[Start of EXERCISE INPUT]

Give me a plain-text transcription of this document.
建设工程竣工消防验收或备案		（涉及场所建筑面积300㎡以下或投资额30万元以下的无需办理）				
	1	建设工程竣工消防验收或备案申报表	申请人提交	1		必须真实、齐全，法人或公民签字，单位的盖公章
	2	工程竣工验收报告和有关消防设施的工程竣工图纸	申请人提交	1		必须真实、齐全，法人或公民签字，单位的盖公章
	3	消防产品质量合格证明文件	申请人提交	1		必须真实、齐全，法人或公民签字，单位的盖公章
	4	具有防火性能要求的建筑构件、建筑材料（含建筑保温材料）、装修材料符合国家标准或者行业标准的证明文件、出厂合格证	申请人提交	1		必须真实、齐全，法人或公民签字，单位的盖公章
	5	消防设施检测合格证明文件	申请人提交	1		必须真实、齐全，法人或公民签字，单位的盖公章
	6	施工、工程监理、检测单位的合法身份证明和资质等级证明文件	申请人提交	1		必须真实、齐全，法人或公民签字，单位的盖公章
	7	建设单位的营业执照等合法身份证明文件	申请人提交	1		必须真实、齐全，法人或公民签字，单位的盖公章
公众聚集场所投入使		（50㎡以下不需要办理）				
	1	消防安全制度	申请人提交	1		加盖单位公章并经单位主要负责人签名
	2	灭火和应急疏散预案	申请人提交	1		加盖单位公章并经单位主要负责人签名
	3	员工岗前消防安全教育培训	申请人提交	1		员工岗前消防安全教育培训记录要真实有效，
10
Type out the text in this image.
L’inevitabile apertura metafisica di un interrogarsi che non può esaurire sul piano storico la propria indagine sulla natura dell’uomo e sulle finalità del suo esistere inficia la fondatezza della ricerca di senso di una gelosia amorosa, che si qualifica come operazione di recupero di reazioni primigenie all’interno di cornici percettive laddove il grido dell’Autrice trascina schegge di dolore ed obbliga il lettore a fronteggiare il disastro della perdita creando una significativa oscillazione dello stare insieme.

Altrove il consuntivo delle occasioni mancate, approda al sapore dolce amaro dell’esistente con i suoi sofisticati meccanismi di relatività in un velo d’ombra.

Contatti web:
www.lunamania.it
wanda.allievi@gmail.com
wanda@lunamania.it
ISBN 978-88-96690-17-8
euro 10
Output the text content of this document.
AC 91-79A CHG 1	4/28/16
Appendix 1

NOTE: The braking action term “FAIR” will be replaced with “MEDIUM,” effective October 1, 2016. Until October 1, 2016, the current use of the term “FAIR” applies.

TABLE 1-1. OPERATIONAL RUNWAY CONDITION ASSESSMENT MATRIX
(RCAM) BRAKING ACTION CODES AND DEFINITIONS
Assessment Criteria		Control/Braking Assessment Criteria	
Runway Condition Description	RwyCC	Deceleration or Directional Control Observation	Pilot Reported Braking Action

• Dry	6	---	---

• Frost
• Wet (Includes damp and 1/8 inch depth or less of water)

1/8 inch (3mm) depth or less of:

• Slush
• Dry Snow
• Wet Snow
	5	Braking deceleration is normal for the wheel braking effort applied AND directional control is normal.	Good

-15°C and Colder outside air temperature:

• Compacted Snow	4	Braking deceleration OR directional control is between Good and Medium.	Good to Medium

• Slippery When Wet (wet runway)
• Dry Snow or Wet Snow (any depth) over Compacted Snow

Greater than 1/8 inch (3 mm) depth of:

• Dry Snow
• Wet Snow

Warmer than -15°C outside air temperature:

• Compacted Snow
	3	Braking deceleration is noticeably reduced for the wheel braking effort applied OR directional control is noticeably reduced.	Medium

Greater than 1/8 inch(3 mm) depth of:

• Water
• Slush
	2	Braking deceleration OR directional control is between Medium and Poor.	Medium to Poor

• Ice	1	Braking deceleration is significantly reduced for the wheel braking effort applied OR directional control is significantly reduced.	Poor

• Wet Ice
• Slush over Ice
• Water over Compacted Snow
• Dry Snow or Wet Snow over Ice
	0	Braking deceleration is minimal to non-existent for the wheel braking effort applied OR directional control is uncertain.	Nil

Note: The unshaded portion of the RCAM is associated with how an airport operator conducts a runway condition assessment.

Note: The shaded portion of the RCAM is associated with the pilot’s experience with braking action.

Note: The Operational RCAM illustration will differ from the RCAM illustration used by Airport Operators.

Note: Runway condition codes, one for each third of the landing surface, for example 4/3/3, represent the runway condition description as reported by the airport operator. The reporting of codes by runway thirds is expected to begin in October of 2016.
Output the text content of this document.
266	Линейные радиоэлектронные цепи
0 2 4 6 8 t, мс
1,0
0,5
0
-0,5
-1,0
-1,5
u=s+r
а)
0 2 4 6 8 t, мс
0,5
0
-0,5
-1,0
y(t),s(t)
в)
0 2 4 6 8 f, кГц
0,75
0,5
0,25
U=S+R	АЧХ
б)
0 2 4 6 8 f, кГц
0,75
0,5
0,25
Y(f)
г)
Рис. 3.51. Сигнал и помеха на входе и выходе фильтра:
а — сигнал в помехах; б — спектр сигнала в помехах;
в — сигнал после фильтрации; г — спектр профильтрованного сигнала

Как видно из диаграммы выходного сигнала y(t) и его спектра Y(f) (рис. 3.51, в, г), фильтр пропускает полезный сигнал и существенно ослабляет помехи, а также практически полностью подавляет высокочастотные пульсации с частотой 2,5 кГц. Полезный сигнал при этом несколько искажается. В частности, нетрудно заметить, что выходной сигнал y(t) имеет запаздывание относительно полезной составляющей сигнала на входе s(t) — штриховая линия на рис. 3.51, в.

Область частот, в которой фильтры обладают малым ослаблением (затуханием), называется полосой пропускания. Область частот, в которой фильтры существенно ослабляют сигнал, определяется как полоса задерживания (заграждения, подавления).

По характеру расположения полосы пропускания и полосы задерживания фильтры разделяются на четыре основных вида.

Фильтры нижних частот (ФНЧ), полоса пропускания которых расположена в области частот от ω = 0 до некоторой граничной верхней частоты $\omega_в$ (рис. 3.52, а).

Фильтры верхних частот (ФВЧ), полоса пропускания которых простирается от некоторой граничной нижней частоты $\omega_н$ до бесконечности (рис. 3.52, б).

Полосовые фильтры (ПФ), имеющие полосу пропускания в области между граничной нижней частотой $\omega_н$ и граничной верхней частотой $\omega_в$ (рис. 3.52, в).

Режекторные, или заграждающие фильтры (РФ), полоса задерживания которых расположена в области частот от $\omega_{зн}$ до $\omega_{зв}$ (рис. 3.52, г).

[End of EXERCISE INPUT]

- [TASK TO CARRY OUT] Gather from the data above every line with the string "than".

- [REPLY TO THE EXERCISE]
Greater than 1/8 inch (3 mm) depth of:
Warmer than -15°C outside air temperature:
Greater than 1/8 inch(3 mm) depth of:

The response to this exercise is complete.